=== EXERCISE GOAL ===
Using the data below, gather each line that includes the word "values".

Items listed in a dataset
········

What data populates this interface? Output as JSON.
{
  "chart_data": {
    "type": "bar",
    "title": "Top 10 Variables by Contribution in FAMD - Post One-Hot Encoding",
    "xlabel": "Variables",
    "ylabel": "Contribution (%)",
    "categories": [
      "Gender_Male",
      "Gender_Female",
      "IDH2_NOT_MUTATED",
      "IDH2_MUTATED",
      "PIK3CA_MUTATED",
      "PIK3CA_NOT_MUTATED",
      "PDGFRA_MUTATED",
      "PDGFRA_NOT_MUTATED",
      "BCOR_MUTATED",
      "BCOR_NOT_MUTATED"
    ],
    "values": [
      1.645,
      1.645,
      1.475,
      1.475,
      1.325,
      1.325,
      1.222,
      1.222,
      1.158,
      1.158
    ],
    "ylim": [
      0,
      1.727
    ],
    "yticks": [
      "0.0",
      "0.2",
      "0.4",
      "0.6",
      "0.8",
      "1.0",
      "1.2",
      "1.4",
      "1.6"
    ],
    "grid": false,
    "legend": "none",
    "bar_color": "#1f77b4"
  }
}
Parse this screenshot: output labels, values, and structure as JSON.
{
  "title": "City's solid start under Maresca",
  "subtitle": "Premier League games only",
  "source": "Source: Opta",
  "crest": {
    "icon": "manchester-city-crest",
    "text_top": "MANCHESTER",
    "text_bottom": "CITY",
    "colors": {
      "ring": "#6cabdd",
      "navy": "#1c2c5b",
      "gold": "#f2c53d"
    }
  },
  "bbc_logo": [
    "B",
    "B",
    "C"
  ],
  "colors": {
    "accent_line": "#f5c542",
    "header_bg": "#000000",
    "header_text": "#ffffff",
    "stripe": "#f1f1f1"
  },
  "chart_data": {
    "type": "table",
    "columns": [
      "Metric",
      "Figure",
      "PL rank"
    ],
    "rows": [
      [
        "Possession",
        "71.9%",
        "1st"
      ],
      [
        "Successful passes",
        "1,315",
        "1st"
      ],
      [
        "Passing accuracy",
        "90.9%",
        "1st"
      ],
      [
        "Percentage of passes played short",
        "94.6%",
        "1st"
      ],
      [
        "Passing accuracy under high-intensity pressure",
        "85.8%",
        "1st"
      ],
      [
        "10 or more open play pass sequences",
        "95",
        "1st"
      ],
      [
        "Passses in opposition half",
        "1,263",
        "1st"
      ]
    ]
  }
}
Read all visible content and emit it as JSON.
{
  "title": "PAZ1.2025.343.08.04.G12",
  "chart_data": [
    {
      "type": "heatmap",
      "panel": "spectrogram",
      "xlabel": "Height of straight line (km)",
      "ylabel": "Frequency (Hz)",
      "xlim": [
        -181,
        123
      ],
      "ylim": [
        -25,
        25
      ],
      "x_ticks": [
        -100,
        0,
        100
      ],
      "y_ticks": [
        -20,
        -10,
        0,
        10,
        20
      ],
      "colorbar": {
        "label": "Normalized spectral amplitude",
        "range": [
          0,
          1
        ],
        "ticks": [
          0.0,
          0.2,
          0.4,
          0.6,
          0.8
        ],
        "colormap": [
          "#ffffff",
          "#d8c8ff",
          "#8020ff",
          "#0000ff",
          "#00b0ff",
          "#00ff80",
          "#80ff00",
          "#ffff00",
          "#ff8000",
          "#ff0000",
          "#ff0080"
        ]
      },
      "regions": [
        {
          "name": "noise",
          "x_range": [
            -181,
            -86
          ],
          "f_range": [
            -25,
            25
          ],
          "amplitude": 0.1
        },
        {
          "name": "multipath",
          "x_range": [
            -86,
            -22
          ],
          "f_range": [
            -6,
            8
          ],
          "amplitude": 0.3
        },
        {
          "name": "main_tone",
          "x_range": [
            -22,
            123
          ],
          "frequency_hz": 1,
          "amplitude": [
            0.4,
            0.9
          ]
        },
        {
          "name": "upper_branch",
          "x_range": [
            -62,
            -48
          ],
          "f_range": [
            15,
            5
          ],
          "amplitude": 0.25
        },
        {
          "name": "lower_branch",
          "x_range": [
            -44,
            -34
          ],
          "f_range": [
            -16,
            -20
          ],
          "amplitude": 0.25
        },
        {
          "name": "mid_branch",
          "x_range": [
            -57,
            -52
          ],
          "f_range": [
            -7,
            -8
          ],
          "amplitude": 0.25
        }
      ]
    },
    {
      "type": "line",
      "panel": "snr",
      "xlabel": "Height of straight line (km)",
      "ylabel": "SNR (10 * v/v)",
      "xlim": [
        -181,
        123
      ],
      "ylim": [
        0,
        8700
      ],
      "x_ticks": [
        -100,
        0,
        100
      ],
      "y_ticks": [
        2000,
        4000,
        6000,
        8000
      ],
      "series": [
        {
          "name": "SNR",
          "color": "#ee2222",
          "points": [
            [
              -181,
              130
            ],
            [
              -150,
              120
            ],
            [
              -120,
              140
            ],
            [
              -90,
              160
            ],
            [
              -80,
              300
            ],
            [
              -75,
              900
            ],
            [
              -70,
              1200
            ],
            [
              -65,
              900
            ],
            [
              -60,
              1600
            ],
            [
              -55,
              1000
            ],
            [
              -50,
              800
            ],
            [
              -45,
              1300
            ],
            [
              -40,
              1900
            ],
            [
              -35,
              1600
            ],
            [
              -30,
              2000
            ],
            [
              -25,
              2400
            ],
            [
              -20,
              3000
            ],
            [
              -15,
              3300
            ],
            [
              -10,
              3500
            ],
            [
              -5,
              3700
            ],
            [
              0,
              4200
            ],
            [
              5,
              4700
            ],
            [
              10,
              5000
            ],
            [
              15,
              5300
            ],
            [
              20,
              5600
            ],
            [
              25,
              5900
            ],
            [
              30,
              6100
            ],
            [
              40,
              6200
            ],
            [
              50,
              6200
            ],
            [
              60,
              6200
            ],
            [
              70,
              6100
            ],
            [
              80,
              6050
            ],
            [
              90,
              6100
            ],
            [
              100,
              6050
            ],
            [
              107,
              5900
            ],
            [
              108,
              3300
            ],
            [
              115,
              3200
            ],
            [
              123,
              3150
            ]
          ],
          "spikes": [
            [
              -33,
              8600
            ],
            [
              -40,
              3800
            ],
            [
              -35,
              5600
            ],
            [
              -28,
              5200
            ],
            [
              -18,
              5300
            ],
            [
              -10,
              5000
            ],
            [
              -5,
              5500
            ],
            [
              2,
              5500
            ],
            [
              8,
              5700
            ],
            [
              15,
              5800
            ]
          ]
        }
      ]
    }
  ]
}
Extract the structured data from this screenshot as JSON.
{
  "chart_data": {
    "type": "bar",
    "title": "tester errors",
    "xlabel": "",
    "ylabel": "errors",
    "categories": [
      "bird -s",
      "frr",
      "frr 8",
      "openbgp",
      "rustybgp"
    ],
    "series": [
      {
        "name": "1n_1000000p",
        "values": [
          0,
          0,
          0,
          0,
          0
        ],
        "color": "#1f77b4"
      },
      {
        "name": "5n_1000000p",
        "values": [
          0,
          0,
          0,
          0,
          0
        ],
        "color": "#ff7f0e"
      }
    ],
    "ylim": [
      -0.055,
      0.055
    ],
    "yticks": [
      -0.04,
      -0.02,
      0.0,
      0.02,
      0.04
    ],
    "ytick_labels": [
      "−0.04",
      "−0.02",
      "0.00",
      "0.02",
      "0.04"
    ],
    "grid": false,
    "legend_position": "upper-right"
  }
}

········

=== THE RESPONSE ===
    "values": [
Parse this screenshot: output labels, values, and structure as JSON.
        "values": [
        "values": [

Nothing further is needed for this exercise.